> WRITTEN PROBLEM
Copy the records word for word, starting at the very beginning and ending with the line that contains "The protrusion 35 is at (203, 437).".

Saved entries
<<<<

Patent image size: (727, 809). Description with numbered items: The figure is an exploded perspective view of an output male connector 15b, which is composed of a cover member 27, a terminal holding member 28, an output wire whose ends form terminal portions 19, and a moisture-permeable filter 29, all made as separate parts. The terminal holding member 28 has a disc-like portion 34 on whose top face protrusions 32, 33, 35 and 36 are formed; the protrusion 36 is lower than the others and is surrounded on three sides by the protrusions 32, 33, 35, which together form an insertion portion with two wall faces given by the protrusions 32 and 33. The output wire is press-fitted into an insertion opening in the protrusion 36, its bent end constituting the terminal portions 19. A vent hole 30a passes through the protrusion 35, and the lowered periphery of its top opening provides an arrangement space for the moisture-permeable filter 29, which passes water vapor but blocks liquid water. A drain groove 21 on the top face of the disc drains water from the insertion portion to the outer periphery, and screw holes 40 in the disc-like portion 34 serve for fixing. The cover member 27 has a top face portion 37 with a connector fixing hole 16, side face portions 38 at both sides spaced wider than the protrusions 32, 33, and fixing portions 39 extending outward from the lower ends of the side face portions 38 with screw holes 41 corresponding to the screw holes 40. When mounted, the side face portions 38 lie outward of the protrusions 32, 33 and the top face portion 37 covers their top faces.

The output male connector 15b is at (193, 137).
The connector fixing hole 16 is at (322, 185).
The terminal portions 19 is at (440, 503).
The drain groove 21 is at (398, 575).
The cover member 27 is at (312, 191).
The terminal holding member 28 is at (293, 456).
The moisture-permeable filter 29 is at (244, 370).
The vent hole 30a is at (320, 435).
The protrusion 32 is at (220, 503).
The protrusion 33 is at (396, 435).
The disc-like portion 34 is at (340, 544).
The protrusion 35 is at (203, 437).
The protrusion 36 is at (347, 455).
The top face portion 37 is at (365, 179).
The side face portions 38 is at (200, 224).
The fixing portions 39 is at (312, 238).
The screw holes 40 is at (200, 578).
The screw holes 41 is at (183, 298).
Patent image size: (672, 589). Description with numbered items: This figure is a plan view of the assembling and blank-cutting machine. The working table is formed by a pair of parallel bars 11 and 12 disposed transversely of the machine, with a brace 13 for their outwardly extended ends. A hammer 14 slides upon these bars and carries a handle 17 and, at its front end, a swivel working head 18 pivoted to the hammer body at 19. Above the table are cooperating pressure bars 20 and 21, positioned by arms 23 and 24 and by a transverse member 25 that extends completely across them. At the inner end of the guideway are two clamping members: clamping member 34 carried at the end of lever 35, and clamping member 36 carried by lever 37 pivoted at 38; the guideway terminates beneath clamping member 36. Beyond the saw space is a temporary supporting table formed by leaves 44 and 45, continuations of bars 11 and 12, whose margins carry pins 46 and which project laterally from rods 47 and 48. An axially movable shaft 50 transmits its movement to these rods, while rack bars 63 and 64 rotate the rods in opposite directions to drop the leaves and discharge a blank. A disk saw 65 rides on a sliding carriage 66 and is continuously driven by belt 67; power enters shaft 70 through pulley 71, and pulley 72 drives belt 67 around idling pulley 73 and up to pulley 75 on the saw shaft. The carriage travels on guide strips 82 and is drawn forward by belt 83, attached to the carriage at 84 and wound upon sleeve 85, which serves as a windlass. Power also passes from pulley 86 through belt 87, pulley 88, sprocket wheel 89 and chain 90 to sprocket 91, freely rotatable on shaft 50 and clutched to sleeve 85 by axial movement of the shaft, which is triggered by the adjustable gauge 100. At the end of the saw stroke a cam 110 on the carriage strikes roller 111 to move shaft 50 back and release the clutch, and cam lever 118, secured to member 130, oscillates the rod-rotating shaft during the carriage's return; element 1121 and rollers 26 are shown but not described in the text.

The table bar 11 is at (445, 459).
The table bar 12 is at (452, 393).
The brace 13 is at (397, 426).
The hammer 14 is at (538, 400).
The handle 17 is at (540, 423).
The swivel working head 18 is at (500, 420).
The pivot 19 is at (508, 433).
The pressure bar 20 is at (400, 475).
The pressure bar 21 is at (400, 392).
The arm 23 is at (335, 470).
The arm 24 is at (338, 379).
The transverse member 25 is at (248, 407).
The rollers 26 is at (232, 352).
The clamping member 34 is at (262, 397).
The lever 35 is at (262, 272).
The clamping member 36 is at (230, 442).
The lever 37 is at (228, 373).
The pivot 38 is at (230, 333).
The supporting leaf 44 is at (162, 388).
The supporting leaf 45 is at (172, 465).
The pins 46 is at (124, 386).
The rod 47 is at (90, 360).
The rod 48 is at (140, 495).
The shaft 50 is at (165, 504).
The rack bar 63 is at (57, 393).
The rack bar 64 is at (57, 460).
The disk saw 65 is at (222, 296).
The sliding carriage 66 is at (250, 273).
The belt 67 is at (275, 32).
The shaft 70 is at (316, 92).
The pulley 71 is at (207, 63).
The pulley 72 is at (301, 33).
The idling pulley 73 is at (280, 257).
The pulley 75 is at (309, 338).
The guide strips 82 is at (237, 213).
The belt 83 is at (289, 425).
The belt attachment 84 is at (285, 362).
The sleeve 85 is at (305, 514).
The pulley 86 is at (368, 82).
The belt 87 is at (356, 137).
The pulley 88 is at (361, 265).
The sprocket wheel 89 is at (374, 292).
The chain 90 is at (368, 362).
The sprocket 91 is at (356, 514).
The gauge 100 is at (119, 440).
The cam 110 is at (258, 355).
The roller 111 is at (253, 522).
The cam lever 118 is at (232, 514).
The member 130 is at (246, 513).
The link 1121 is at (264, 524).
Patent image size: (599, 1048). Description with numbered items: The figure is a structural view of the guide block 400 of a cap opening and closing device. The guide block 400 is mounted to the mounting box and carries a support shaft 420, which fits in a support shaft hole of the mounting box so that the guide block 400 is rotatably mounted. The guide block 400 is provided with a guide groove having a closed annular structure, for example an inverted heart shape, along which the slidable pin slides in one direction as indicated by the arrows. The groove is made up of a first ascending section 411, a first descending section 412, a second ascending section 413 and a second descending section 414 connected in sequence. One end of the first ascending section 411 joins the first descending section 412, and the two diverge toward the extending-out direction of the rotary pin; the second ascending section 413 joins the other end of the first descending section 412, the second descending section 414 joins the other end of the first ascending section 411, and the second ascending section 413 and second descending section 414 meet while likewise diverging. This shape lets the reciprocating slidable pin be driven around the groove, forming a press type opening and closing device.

>>>>

> TASK ANSWER
Patent image size: (727, 809). Description with numbered items: The figure is an exploded perspective view of an output male connector 15b, which is composed of a cover member 27, a terminal holding member 28, an output wire whose ends form terminal portions 19, and a moisture-permeable filter 29, all made as separate parts. The terminal holding member 28 has a disc-like portion 34 on whose top face protrusions 32, 33, 35 and 36 are formed; the protrusion 36 is lower than the others and is surrounded on three sides by the protrusions 32, 33, 35, which together form an insertion portion with two wall faces given by the protrusions 32 and 33. The output wire is press-fitted into an insertion opening in the protrusion 36, its bent end constituting the terminal portions 19. A vent hole 30a passes through the protrusion 35, and the lowered periphery of its top opening provides an arrangement space for the moisture-permeable filter 29, which passes water vapor but blocks liquid water. A drain groove 21 on the top face of the disc drains water from the insertion portion to the outer periphery, and screw holes 40 in the disc-like portion 34 serve for fixing. The cover member 27 has a top face portion 37 with a connector fixing hole 16, side face portions 38 at both sides spaced wider than the protrusions 32, 33, and fixing portions 39 extending outward from the lower ends of the side face portions 38 with screw holes 41 corresponding to the screw holes 40. When mounted, the side face portions 38 lie outward of the protrusions 32, 33 and the top face portion 37 covers their top faces.

The output male connector 15b is at (193, 137).
The connector fixing hole 16 is at (322, 185).
The terminal portions 19 is at (440, 503).
The drain groove 21 is at (398, 575).
The cover member 27 is at (312, 191).
The terminal holding member 28 is at (293, 456).
The moisture-permeable filter 29 is at (244, 370).
The vent hole 30a is at (320, 435).
The protrusion 32 is at (220, 503).
The protrusion 33 is at (396, 435).
The disc-like portion 34 is at (340, 544).
The protrusion 35 is at (203, 437).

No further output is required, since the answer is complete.